--- begin Extracted data ---
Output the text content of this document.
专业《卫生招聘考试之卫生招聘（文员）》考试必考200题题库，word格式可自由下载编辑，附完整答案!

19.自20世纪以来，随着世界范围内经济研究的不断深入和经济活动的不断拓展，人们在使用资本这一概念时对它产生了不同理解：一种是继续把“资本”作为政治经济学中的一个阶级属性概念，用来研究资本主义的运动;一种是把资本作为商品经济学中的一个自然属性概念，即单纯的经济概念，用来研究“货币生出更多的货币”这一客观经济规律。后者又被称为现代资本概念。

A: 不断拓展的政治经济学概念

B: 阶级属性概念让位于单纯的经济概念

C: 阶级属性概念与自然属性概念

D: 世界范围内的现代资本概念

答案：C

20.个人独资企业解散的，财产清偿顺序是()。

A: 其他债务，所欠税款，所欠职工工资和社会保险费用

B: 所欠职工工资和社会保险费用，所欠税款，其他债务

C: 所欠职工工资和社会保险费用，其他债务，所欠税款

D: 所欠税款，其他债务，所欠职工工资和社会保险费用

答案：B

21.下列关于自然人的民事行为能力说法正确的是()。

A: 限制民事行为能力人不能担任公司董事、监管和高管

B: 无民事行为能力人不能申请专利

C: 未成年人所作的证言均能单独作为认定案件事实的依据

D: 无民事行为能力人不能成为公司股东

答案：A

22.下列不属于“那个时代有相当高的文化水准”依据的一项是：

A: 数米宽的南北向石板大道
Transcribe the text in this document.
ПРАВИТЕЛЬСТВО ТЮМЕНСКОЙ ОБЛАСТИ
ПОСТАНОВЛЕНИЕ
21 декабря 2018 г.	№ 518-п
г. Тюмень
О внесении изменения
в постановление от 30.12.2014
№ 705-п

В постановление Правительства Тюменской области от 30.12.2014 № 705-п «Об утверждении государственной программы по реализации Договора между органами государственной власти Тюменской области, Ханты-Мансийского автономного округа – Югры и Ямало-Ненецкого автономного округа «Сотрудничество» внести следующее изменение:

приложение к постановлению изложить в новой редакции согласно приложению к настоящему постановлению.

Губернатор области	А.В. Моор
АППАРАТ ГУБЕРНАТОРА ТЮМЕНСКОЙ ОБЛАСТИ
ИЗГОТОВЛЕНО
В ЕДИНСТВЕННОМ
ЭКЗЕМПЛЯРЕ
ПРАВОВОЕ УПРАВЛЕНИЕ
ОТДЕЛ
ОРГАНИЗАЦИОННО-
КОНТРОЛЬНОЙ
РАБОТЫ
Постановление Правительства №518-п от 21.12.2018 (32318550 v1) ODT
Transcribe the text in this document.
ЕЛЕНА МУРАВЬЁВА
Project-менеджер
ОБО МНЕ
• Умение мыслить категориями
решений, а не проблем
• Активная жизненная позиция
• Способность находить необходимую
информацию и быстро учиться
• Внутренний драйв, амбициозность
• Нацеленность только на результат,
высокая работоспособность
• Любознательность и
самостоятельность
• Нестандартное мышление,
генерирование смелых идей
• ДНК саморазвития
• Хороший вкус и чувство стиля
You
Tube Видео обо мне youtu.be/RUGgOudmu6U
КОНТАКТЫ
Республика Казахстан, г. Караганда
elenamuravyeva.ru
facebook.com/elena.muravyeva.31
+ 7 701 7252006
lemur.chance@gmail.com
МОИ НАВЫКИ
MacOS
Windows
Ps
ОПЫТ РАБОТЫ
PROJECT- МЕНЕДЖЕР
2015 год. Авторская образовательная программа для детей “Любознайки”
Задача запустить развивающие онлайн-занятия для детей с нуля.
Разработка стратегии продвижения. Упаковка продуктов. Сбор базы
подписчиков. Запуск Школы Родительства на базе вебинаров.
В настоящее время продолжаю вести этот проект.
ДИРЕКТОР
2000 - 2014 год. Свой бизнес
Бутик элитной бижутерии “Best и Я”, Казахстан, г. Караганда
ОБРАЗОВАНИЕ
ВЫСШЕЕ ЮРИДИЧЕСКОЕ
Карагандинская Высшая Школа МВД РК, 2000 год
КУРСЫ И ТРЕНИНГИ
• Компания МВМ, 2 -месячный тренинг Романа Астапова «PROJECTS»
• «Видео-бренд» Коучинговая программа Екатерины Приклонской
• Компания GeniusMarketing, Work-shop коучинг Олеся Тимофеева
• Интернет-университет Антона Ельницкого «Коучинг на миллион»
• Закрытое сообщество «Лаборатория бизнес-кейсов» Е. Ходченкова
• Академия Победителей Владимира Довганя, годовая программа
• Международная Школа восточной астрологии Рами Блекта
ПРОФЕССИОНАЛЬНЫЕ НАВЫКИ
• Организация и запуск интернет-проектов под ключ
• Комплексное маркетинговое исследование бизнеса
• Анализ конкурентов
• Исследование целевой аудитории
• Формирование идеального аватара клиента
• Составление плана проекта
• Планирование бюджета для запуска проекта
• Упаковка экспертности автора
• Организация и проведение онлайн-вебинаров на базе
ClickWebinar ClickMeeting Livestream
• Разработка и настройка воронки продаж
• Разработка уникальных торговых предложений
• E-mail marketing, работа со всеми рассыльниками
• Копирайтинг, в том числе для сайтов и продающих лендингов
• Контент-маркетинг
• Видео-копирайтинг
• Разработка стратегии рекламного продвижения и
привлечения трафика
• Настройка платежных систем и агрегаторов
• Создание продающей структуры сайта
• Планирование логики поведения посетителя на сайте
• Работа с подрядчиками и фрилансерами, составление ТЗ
--- end Extracted data ---
_Short task_: Whichever lines contain the string "проекта", select and copy them.

_Exercise result_:
• Составление плана проекта
• Планирование бюджета для запуска проекта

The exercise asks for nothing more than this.